== Source data

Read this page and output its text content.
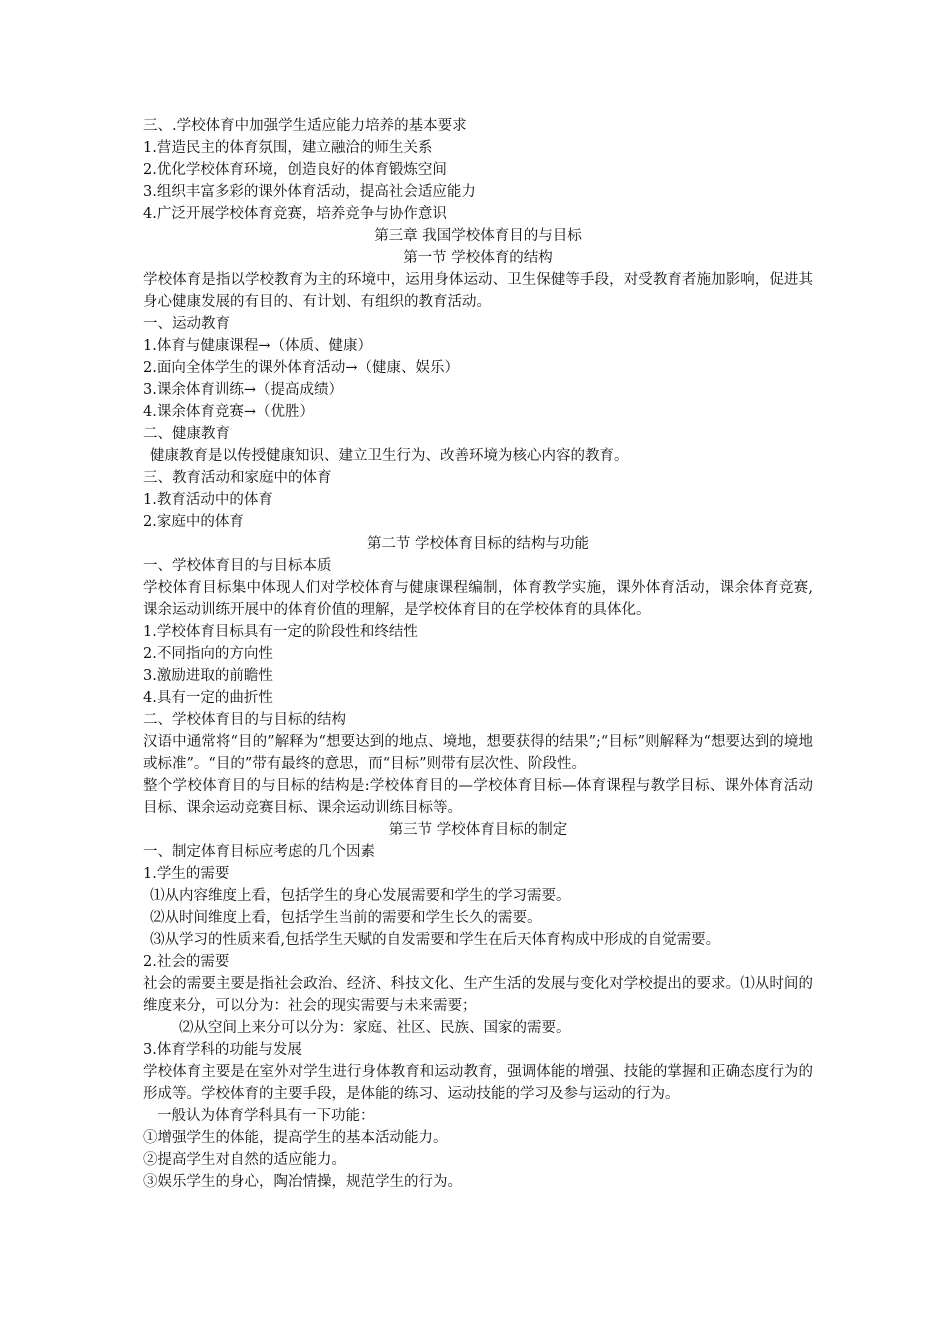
三、.学校体育中加强学生适应能力培养的基本要求
1.营造民主的体育氛围，建立融洽的师生关系
2.优化学校体育环境，创造良好的体育锻炼空间
3.组织丰富多彩的课外体育活动，提高社会适应能力
4.广泛开展学校体育竞赛，培养竞争与协作意识
第三章 我国学校体育目的与目标
第一节 学校体育的结构
学校体育是指以学校教育为主的环境中，运用身体运动、卫生保健等手段，对受教育者施加影响，促进其身心健康发展的有目的、有计划、有组织的教育活动。
一、运动教育
1.体育与健康课程→（体质、健康）
2.面向全体学生的课外体育活动→（健康、娱乐）
3.课余体育训练→（提高成绩）
4.课余体育竞赛→（优胜）
二、健康教育
健康教育是以传授健康知识、建立卫生行为、改善环境为核心内容的教育。
三、教育活动和家庭中的体育
1.教育活动中的体育
2.家庭中的体育
第二节 学校体育目标的结构与功能
一、学校体育目的与目标本质
学校体育目标集中体现人们对学校体育与健康课程编制，体育教学实施，课外体育活动，课余体育竞赛,课余运动训练开展中的体育价值的理解，是学校体育目的在学校体育的具体化。
1.学校体育目标具有一定的阶段性和终结性
2.不同指向的方向性
3.激励进取的前瞻性
4.具有一定的曲折性
二、学校体育目的与目标的结构
汉语中通常将“目的”解释为“想要达到的地点、境地，想要获得的结果”;“目标”则解释为“想要达到的境地或标准”。“目的”带有最终的意思，而“目标”则带有层次性、阶段性。
整个学校体育目的与目标的结构是:学校体育目的—学校体育目标—体育课程与教学目标、课外体育活动目标、课余运动竞赛目标、课余运动训练目标等。
第三节 学校体育目标的制定
一、制定体育目标应考虑的几个因素
1.学生的需要
⑴从内容维度上看，包括学生的身心发展需要和学生的学习需要。
⑵从时间维度上看，包括学生当前的需要和学生长久的需要。
⑶从学习的性质来看,包括学生天赋的自发需要和学生在后天体育构成中形成的自觉需要。
2.社会的需要
社会的需要主要是指社会政治、经济、科技文化、生产生活的发展与变化对学校提出的要求。⑴从时间的维度来分，可以分为：社会的现实需要与未来需要；
⑵从空间上来分可以分为：家庭、社区、民族、国家的需要。
3.体育学科的功能与发展
学校体育主要是在室外对学生进行身体教育和运动教育，强调体能的增强、技能的掌握和正确态度行为的形成等。学校体育的主要手段，是体能的练习、运动技能的学习及参与运动的行为。
一般认为体育学科具有一下功能：
①增强学生的体能，提高学生的基本活动能力。
②提高学生对自然的适应能力。
③娱乐学生的身心，陶冶情操，规范学生的行为。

====

What this task involves ▸ Retype the entries word for word. Omit any images.

Answer to this exercise ▸
Read this page and output its text content.
三、.学校体育中加强学生适应能力培养的基本要求
1.营造民主的体育氛围，建立融洽的师生关系
2.优化学校体育环境，创造良好的体育锻炼空间
3.组织丰富多彩的课外体育活动，提高社会适应能力
4.广泛开展学校体育竞赛，培养竞争与协作意识
第三章 我国学校体育目的与目标
第一节 学校体育的结构
学校体育是指以学校教育为主的环境中，运用身体运动、卫生保健等手段，对受教育者施加影响，促进其身心健康发展的有目的、有计划、有组织的教育活动。
一、运动教育
1.体育与健康课程→（体质、健康）
2.面向全体学生的课外体育活动→（健康、娱乐）
3.课余体育训练→（提高成绩）
4.课余体育竞赛→（优胜）
二、健康教育
健康教育是以传授健康知识、建立卫生行为、改善环境为核心内容的教育。
三、教育活动和家庭中的体育
1.教育活动中的体育
2.家庭中的体育
第二节 学校体育目标的结构与功能
一、学校体育目的与目标本质
学校体育目标集中体现人们对学校体育与健康课程编制，体育教学实施，课外体育活动，课余体育竞赛,课余运动训练开展中的体育价值的理解，是学校体育目的在学校体育的具体化。
1.学校体育目标具有一定的阶段性和终结性
2.不同指向的方向性
3.激励进取的前瞻性
4.具有一定的曲折性
二、学校体育目的与目标的结构
汉语中通常将“目的”解释为“想要达到的地点、境地，想要获得的结果”;“目标”则解释为“想要达到的境地或标准”。“目的”带有最终的意思，而“目标”则带有层次性、阶段性。
整个学校体育目的与目标的结构是:学校体育目的—学校体育目标—体育课程与教学目标、课外体育活动目标、课余运动竞赛目标、课余运动训练目标等。
第三节 学校体育目标的制定
一、制定体育目标应考虑的几个因素
1.学生的需要
⑴从内容维度上看，包括学生的身心发展需要和学生的学习需要。
⑵从时间维度上看，包括学生当前的需要和学生长久的需要。
⑶从学习的性质来看,包括学生天赋的自发需要和学生在后天体育构成中形成的自觉需要。
2.社会的需要
社会的需要主要是指社会政治、经济、科技文化、生产生活的发展与变化对学校提出的要求。⑴从时间的维度来分，可以分为：社会的现实需要与未来需要；
⑵从空间上来分可以分为：家庭、社区、民族、国家的需要。
3.体育学科的功能与发展
学校体育主要是在室外对学生进行身体教育和运动教育，强调体能的增强、技能的掌握和正确态度行为的形成等。学校体育的主要手段，是体能的练习、运动技能的学习及参与运动的行为。
一般认为体育学科具有一下功能：
①增强学生的体能，提高学生的基本活动能力。
②提高学生对自然的适应能力。
③娱乐学生的身心，陶冶情操，规范学生的行为。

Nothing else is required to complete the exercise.